• [PASSAGE GIVEN]:
Decision Intelligence

Insurance Data Quality AI Readiness Assessment: A Practitioner’s Checklist

Insurance Data Quality AI Readiness Assessment: A Practitioner’s Checklist

I’ve seen claims teams burn months of runway because they treated data quality as an afterthought. One mid-size P&C carrier kicked off a fraud detection pilot with 12% missing claimant addresses. The model’s precision tanked, and the project was shelved. That’s avoidable. This guide walks through a repeatable framework to assess whether your data is fit for AI—before you write a single line of code.

Why a checklist is non-negotiable

Insurance data is messy by design: policy inception dates, loss runs, bordereaux from TPAs, and unstructured adjuster notes. AI models chew through this raw material. If your data has a 20% duplicate rate or 30% missing values in key rating fields, your combined ratio on AI projects will climb fast.


Phase 1: Inventory & Criticality Mapping

Start with a data catalog that answers: what exists, where it lives, who owns it, and how it’s used. Without this, you’re flying blind.

Step 1: Define your AI use case boundary

  • Goal: Narrow the scope to something bounded like “predictive underwriting for small commercial auto” or “fraud signal extraction from SIU reports.”
  • Trade-off: If you try to boil the ocean (e.g., “transform claims end-to-end”), your checklist becomes a sprawling spreadsheet that no one updates.

Example: A regional carrier targeting a 5% uplift in loss ratio through telematics underwriting limited its AI scope to renewal auto policies with ≤$500K premium.

Step 2: Map data sources to use case

Create a table like the one below. Include the data’s origin (TPA, MGA, internal system), format (CSV, JSON, PDF), and update cadence.

• [GIVEN INFORMATION]:
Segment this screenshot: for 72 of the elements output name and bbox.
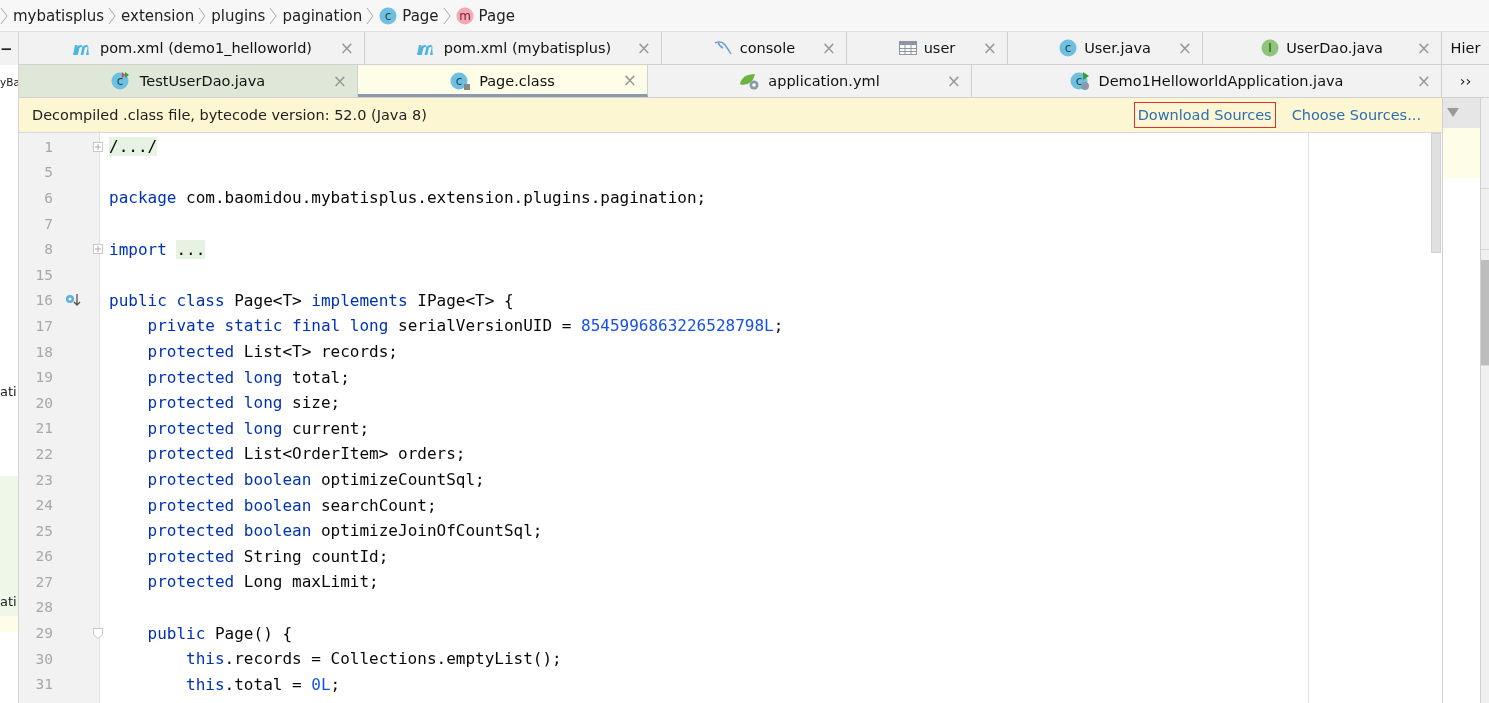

• [TASK TO COMPLETE]:
In the insurance data quality checklist, to what policies did the regional carrier limit its AI scope?

• [RESULT FOR THIS TASK]:
Renewal auto policies with premiums of $500K or less.